— THE PROBLEM —
Pictures do not belong in the copy, so please give every entry below again exactly.

— DATASET —
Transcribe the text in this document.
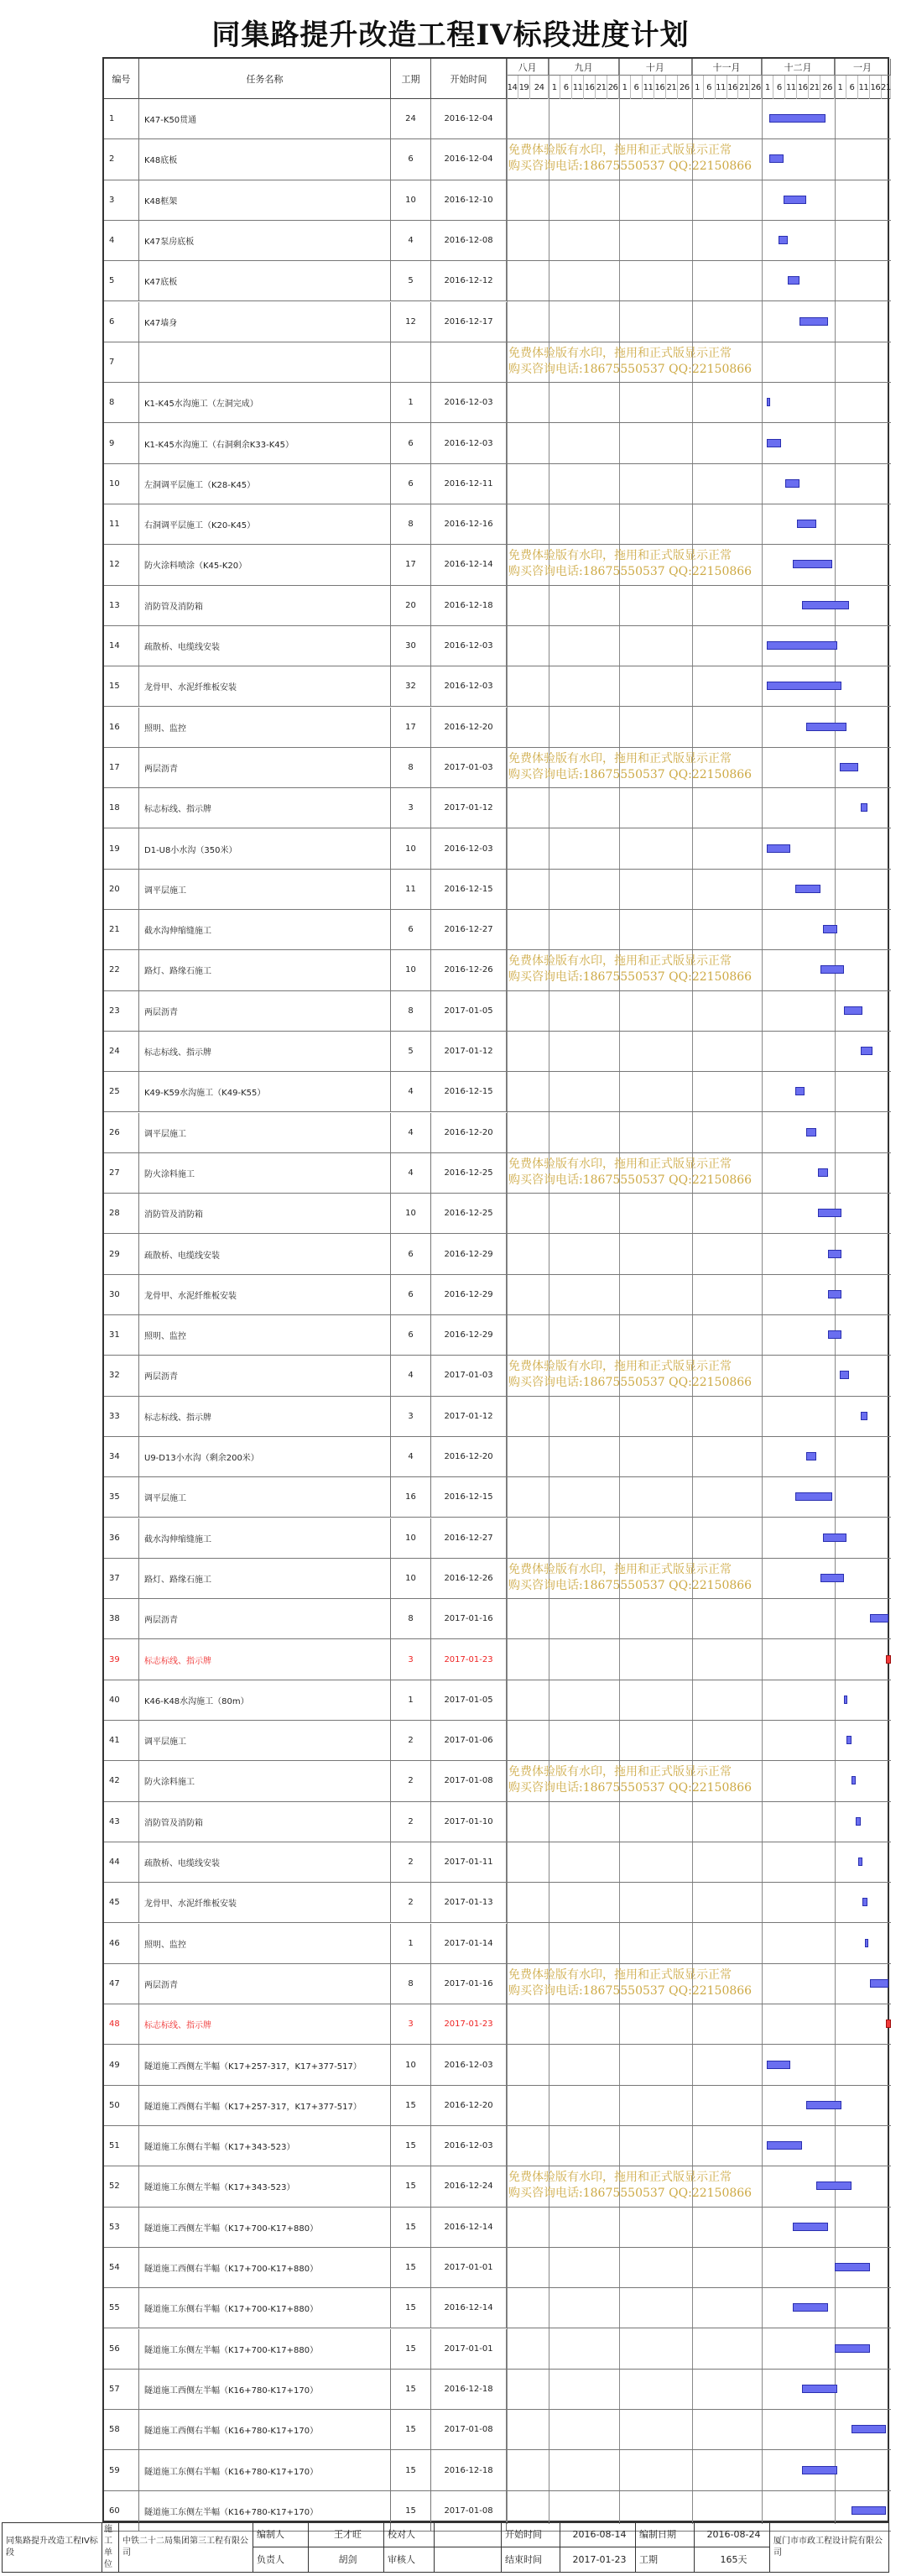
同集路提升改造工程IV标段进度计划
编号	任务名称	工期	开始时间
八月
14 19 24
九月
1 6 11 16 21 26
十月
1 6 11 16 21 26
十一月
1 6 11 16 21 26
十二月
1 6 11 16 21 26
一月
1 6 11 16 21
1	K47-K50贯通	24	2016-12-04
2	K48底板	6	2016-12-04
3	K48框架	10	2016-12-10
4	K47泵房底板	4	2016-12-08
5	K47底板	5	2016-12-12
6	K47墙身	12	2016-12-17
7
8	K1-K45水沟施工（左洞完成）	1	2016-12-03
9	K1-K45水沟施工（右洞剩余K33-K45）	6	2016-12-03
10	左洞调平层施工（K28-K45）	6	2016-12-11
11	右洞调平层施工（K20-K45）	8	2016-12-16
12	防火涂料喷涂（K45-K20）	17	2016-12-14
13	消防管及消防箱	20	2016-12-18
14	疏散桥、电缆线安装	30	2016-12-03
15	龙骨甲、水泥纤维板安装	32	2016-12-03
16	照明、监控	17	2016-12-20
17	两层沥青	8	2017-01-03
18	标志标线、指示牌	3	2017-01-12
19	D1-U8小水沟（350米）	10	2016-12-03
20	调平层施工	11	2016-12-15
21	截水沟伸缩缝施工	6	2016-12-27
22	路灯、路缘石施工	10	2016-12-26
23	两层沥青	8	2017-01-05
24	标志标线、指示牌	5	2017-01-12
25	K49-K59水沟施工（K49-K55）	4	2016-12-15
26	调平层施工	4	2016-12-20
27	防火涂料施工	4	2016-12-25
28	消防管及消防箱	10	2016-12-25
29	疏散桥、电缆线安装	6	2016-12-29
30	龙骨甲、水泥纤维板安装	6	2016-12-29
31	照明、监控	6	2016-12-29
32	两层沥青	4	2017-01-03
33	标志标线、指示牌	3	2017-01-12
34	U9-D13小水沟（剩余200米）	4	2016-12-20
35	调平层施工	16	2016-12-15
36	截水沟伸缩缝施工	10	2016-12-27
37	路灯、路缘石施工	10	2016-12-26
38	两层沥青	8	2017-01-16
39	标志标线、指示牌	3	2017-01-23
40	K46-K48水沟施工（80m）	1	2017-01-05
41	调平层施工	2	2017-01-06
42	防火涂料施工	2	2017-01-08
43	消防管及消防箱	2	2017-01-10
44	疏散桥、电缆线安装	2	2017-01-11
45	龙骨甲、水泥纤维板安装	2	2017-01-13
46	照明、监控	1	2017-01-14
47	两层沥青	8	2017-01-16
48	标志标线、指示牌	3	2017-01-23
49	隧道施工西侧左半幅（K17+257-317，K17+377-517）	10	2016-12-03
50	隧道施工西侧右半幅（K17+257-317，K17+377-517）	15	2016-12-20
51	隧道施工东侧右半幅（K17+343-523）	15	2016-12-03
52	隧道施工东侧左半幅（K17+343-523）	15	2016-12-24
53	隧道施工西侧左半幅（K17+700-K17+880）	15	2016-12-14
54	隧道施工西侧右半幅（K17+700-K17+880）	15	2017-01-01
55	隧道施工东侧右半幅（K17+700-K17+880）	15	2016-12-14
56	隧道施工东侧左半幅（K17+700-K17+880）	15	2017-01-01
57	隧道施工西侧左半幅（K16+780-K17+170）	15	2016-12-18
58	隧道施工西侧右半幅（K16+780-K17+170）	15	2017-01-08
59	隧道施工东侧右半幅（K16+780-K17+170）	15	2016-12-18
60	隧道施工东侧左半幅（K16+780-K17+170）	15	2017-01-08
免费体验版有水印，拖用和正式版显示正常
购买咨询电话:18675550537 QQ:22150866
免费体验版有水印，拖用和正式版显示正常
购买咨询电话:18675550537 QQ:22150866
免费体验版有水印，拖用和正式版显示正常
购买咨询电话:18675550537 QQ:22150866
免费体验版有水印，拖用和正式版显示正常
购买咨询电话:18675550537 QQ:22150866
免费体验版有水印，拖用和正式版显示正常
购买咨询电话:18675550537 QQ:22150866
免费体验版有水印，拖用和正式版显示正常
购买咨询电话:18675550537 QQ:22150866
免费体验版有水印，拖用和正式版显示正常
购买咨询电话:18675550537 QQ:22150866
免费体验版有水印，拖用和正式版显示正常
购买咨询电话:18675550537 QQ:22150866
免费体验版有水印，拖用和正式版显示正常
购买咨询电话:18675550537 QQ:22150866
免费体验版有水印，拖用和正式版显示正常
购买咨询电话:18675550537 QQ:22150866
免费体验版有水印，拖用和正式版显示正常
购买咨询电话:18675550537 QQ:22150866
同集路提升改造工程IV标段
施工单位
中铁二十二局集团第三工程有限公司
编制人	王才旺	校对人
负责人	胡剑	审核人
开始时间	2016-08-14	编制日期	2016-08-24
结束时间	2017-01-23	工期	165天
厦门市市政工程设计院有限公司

— PROBLEM SOLUTION —
Transcribe the text in this document.
同集路提升改造工程IV标段进度计划
编号	任务名称	工期	开始时间
八月
14 19 24
九月
1 6 11 16 21 26
十月
1 6 11 16 21 26
十一月
1 6 11 16 21 26
十二月
1 6 11 16 21 26
一月
1 6 11 16 21
1	K47-K50贯通	24	2016-12-04
2	K48底板	6	2016-12-04
3	K48框架	10	2016-12-10
4	K47泵房底板	4	2016-12-08
5	K47底板	5	2016-12-12
6	K47墙身	12	2016-12-17
7
8	K1-K45水沟施工（左洞完成）	1	2016-12-03
9	K1-K45水沟施工（右洞剩余K33-K45）	6	2016-12-03
10	左洞调平层施工（K28-K45）	6	2016-12-11
11	右洞调平层施工（K20-K45）	8	2016-12-16
12	防火涂料喷涂（K45-K20）	17	2016-12-14
13	消防管及消防箱	20	2016-12-18
14	疏散桥、电缆线安装	30	2016-12-03
15	龙骨甲、水泥纤维板安装	32	2016-12-03
16	照明、监控	17	2016-12-20
17	两层沥青	8	2017-01-03
18	标志标线、指示牌	3	2017-01-12
19	D1-U8小水沟（350米）	10	2016-12-03
20	调平层施工	11	2016-12-15
21	截水沟伸缩缝施工	6	2016-12-27
22	路灯、路缘石施工	10	2016-12-26
23	两层沥青	8	2017-01-05
24	标志标线、指示牌	5	2017-01-12
25	K49-K59水沟施工（K49-K55）	4	2016-12-15
26	调平层施工	4	2016-12-20
27	防火涂料施工	4	2016-12-25
28	消防管及消防箱	10	2016-12-25
29	疏散桥、电缆线安装	6	2016-12-29
30	龙骨甲、水泥纤维板安装	6	2016-12-29
31	照明、监控	6	2016-12-29
32	两层沥青	4	2017-01-03
33	标志标线、指示牌	3	2017-01-12
34	U9-D13小水沟（剩余200米）	4	2016-12-20
35	调平层施工	16	2016-12-15
36	截水沟伸缩缝施工	10	2016-12-27
37	路灯、路缘石施工	10	2016-12-26
38	两层沥青	8	2017-01-16
39	标志标线、指示牌	3	2017-01-23
40	K46-K48水沟施工（80m）	1	2017-01-05
41	调平层施工	2	2017-01-06
42	防火涂料施工	2	2017-01-08
43	消防管及消防箱	2	2017-01-10
44	疏散桥、电缆线安装	2	2017-01-11
45	龙骨甲、水泥纤维板安装	2	2017-01-13
46	照明、监控	1	2017-01-14
47	两层沥青	8	2017-01-16
48	标志标线、指示牌	3	2017-01-23
49	隧道施工西侧左半幅（K17+257-317，K17+377-517）	10	2016-12-03
50	隧道施工西侧右半幅（K17+257-317，K17+377-517）	15	2016-12-20
51	隧道施工东侧右半幅（K17+343-523）	15	2016-12-03
52	隧道施工东侧左半幅（K17+343-523）	15	2016-12-24
53	隧道施工西侧左半幅（K17+700-K17+880）	15	2016-12-14
54	隧道施工西侧右半幅（K17+700-K17+880）	15	2017-01-01
55	隧道施工东侧右半幅（K17+700-K17+880）	15	2016-12-14
56	隧道施工东侧左半幅（K17+700-K17+880）	15	2017-01-01
57	隧道施工西侧左半幅（K16+780-K17+170）	15	2016-12-18
58	隧道施工西侧右半幅（K16+780-K17+170）	15	2017-01-08
59	隧道施工东侧右半幅（K16+780-K17+170）	15	2016-12-18
60	隧道施工东侧左半幅（K16+780-K17+170）	15	2017-01-08
免费体验版有水印，拖用和正式版显示正常
购买咨询电话:18675550537 QQ:22150866
免费体验版有水印，拖用和正式版显示正常
购买咨询电话:18675550537 QQ:22150866
免费体验版有水印，拖用和正式版显示正常
购买咨询电话:18675550537 QQ:22150866
免费体验版有水印，拖用和正式版显示正常
购买咨询电话:18675550537 QQ:22150866
免费体验版有水印，拖用和正式版显示正常
购买咨询电话:18675550537 QQ:22150866
免费体验版有水印，拖用和正式版显示正常
购买咨询电话:18675550537 QQ:22150866
免费体验版有水印，拖用和正式版显示正常
购买咨询电话:18675550537 QQ:22150866
免费体验版有水印，拖用和正式版显示正常
购买咨询电话:18675550537 QQ:22150866
免费体验版有水印，拖用和正式版显示正常
购买咨询电话:18675550537 QQ:22150866
免费体验版有水印，拖用和正式版显示正常
购买咨询电话:18675550537 QQ:22150866
免费体验版有水印，拖用和正式版显示正常
购买咨询电话:18675550537 QQ:22150866
同集路提升改造工程IV标段
施工单位
中铁二十二局集团第三工程有限公司
编制人	王才旺	校对人
负责人	胡剑	审核人
开始时间	2016-08-14	编制日期	2016-08-24
结束时间	2017-01-23	工期	165天
厦门市市政工程设计院有限公司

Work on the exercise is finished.